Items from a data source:

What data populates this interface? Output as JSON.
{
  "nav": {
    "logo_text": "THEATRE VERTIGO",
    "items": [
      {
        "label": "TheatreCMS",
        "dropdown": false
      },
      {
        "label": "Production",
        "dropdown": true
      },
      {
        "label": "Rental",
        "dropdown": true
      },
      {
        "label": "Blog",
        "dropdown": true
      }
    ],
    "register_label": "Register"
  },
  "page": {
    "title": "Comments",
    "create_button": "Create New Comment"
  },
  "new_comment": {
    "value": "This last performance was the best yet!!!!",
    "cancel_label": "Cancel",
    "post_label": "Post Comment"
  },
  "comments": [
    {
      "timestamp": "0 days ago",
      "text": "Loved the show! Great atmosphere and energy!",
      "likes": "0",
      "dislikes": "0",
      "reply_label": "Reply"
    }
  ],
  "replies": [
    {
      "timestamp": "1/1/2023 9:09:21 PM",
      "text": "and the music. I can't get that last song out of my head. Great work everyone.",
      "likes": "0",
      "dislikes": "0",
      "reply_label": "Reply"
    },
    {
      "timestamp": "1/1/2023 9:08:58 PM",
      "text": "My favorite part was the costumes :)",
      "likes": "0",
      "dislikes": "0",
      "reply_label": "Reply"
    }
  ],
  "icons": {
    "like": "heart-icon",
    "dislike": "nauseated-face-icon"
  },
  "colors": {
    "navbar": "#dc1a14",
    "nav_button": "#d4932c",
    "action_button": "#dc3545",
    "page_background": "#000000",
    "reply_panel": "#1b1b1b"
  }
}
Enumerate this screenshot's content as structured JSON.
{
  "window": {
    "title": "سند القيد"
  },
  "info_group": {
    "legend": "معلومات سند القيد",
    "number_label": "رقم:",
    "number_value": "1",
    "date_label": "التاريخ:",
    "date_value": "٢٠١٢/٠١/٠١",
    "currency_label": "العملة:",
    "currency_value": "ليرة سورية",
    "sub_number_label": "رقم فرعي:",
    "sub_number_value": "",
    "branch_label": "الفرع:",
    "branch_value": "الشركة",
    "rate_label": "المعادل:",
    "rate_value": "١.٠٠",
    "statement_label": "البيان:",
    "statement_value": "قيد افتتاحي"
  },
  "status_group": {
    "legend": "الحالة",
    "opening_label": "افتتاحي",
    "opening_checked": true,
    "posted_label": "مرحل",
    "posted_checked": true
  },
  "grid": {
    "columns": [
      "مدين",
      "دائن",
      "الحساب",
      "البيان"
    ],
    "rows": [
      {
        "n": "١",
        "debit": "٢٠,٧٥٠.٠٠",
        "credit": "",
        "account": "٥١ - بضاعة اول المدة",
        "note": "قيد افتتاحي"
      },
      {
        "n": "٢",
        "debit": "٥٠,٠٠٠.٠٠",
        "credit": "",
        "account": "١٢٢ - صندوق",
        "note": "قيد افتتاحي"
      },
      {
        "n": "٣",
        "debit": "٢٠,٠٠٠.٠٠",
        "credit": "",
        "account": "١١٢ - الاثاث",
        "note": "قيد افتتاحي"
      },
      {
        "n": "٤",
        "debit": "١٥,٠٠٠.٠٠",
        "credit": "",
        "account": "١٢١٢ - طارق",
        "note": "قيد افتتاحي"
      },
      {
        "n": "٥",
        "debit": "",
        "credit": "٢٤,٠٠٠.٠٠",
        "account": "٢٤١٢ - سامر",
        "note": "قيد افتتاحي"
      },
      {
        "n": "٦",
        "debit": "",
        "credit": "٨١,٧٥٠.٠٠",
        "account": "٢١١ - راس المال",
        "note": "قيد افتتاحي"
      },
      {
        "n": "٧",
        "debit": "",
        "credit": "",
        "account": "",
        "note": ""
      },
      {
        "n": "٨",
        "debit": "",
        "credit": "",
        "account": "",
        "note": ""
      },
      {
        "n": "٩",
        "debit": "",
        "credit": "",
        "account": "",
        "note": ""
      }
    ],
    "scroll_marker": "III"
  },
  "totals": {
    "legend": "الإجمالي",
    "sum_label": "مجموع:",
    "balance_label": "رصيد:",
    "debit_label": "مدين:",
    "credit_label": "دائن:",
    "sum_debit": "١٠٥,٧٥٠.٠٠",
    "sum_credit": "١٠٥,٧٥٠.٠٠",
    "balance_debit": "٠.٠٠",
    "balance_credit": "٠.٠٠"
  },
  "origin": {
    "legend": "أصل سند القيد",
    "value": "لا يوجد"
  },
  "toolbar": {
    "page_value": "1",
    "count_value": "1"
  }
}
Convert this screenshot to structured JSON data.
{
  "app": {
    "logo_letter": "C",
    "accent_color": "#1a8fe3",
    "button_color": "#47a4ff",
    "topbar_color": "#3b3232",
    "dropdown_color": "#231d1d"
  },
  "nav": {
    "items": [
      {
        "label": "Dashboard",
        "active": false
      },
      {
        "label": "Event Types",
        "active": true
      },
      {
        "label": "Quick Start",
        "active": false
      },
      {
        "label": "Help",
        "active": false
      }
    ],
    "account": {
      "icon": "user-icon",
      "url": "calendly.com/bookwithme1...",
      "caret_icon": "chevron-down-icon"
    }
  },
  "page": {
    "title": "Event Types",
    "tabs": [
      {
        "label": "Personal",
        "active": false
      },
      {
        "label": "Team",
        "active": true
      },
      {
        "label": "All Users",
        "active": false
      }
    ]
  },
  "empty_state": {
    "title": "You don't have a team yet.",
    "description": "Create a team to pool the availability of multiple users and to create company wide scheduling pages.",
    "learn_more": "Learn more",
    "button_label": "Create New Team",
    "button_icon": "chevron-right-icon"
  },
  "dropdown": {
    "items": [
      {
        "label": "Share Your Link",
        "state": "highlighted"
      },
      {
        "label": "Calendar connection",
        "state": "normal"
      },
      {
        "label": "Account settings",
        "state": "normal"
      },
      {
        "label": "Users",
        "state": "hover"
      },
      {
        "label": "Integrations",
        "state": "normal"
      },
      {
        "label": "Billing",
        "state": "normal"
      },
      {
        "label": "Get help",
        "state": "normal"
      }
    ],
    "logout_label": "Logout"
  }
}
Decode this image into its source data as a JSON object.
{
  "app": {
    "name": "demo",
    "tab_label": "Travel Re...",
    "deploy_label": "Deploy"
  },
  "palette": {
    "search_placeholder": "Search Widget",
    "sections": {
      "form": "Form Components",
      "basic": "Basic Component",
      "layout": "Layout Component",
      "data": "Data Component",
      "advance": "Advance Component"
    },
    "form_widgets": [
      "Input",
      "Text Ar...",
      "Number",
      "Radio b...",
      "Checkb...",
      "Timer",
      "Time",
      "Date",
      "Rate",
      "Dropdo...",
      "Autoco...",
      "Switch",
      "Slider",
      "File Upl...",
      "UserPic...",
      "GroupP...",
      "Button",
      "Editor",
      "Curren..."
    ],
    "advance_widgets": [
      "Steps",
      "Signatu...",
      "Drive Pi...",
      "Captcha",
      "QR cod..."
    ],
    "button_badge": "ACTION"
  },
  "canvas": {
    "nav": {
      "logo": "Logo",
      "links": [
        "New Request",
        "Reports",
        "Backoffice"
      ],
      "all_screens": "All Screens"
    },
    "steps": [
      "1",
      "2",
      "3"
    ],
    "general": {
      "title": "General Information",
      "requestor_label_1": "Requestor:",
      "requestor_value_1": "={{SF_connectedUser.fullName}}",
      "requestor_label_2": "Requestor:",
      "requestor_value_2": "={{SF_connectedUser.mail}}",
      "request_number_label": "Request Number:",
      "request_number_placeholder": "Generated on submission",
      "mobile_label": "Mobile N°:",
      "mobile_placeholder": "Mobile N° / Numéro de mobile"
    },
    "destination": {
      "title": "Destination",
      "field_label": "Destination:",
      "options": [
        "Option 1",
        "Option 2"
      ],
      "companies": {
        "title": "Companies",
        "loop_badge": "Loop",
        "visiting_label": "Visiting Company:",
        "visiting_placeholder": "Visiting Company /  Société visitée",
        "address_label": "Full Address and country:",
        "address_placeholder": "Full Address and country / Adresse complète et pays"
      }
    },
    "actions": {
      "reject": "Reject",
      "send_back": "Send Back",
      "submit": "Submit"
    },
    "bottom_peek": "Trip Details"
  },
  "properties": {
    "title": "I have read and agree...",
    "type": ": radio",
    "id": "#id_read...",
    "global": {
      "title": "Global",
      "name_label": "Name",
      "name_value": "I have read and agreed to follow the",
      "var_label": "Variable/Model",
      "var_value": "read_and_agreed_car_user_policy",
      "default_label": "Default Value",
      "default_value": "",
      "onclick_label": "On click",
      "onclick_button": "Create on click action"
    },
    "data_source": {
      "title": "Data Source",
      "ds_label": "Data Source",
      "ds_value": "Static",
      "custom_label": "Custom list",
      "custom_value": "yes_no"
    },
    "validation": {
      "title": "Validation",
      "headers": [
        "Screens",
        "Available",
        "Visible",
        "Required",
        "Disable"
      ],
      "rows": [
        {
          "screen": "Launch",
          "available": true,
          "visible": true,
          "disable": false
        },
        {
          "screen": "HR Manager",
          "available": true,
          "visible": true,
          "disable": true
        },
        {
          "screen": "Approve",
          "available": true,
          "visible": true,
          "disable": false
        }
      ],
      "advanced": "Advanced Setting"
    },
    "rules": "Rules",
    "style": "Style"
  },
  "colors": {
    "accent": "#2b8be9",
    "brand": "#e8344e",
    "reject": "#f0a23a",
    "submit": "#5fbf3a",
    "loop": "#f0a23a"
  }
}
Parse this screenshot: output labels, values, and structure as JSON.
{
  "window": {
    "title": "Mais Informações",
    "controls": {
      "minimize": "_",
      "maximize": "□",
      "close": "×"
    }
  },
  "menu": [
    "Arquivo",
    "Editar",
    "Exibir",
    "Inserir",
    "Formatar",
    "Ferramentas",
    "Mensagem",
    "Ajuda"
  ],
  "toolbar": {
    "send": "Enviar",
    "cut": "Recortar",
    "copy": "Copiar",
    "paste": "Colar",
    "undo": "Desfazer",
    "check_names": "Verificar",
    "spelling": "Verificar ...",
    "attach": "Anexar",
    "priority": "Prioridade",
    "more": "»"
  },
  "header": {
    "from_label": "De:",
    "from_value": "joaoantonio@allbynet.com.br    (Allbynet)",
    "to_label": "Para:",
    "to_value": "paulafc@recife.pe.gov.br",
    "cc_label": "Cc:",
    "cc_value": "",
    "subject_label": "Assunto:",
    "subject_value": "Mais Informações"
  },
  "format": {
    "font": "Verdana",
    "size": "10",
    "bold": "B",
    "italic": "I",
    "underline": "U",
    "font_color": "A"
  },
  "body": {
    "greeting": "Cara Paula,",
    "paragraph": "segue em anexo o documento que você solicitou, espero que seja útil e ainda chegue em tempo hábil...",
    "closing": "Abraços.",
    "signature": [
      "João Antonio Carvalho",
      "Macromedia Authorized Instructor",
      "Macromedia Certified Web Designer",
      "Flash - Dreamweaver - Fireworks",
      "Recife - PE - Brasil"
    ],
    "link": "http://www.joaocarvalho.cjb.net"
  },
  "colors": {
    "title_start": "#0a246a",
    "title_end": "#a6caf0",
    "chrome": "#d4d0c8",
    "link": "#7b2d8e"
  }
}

## GOAL
From the records given above, copy all lines containing "Visiting".

## SOLUTION BELOW
        "visiting_label": "Visiting Company:",
        "visiting_placeholder": "Visiting Company /  Société visitée",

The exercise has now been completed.